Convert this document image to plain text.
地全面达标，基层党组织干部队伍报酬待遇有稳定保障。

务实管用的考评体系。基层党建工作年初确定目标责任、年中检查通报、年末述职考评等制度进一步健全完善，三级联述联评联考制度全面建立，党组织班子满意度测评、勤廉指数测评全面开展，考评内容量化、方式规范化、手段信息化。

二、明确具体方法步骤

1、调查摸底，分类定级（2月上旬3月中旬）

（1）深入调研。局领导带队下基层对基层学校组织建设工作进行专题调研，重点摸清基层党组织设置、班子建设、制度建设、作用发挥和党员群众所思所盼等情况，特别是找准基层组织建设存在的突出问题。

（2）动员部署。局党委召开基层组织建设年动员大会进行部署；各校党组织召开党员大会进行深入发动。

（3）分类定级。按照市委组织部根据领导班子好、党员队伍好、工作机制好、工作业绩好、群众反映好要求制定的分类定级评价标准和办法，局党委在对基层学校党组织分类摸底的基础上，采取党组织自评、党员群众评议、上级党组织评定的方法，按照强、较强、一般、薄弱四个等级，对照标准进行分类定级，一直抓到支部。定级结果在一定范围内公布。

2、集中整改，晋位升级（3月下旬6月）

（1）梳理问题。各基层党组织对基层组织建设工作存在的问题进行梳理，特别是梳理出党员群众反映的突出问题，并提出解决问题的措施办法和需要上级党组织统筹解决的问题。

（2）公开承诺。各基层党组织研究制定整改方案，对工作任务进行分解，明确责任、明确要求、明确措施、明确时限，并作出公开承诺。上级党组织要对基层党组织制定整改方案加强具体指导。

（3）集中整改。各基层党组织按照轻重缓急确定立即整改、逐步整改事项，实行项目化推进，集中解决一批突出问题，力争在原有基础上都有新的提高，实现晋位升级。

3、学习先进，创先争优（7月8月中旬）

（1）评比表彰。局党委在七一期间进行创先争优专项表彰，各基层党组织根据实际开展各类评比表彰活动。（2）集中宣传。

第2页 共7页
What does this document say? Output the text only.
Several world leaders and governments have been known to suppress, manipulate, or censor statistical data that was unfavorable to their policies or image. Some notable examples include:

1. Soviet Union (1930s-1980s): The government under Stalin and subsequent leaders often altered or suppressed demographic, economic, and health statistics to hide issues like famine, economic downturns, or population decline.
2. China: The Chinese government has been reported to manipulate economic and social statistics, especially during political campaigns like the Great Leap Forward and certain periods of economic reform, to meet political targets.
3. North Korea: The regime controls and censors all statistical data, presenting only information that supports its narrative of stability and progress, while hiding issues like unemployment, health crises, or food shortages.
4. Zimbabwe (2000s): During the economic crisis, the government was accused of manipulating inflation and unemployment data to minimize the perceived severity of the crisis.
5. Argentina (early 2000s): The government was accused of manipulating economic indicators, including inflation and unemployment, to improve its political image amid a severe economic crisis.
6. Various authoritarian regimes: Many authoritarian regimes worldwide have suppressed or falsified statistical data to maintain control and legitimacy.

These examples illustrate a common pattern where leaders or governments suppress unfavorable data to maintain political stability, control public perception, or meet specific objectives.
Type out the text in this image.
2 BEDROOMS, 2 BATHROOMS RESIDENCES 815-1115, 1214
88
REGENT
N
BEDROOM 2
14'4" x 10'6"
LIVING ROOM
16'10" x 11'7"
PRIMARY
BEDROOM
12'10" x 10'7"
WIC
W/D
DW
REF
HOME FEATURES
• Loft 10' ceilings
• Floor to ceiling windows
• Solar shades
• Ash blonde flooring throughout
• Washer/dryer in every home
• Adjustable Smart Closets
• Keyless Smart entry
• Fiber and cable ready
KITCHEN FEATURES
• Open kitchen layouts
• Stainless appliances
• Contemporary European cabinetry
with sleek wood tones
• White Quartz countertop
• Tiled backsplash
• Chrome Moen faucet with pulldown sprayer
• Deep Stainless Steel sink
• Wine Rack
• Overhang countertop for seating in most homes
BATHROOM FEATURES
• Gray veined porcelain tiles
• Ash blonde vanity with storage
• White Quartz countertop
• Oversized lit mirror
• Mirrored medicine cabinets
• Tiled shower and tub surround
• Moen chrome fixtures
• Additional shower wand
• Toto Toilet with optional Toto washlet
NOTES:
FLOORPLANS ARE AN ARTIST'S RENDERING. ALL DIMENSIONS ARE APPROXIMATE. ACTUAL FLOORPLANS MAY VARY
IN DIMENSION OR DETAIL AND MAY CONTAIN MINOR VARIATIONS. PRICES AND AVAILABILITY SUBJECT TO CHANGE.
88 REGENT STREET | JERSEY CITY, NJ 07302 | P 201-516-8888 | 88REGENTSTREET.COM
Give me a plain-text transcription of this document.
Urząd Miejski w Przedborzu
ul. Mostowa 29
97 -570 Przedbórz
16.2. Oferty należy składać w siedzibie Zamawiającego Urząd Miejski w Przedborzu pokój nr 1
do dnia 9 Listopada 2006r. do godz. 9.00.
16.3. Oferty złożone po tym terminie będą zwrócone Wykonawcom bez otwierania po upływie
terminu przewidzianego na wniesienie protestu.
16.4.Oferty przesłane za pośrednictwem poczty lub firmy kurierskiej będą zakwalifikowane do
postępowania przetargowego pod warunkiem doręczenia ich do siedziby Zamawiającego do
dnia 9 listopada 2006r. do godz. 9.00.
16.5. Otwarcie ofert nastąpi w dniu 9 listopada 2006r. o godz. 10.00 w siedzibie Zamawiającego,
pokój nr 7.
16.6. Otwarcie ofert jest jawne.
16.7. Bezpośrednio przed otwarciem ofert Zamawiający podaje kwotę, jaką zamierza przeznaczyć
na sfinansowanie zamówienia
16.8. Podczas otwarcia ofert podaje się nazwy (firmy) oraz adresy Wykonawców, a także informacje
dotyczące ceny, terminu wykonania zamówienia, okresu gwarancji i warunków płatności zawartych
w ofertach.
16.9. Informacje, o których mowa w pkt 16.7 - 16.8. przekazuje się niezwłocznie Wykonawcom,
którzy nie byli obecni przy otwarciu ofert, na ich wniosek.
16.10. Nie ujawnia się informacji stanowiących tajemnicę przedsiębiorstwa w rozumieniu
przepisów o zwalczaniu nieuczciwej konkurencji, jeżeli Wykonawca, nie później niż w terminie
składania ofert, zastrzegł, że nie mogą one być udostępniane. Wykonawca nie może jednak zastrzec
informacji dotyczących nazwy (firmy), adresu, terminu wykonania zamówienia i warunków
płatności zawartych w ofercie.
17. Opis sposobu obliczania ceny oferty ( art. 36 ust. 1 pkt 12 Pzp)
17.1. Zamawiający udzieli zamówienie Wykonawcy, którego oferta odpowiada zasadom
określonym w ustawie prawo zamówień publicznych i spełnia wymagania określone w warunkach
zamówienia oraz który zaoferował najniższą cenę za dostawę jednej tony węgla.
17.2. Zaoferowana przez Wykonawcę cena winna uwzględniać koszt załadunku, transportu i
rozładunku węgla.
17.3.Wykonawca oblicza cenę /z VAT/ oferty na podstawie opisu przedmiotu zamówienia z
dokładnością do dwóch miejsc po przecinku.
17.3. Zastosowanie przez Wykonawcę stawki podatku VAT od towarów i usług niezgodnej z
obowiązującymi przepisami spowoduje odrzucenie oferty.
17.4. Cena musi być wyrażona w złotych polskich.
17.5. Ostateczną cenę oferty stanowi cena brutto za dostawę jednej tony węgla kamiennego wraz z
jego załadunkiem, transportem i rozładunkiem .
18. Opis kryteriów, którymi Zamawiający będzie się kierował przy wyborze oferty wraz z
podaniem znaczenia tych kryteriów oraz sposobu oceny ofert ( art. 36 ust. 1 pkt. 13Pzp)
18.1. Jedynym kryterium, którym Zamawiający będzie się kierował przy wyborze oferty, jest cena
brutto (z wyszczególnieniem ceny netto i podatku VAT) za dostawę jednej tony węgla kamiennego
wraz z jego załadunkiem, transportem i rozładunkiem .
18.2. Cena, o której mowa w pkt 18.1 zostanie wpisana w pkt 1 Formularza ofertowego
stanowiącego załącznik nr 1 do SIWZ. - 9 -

== BRIEF ==
Filter the listing above by the word "wyborze"; copy each line that passes.

== WRITTEN ANSWER ==
18. Opis kryteriów, którymi Zamawiający będzie się kierował przy wyborze oferty wraz z
18.1. Jedynym kryterium, którym Zamawiający będzie się kierował przy wyborze oferty, jest cena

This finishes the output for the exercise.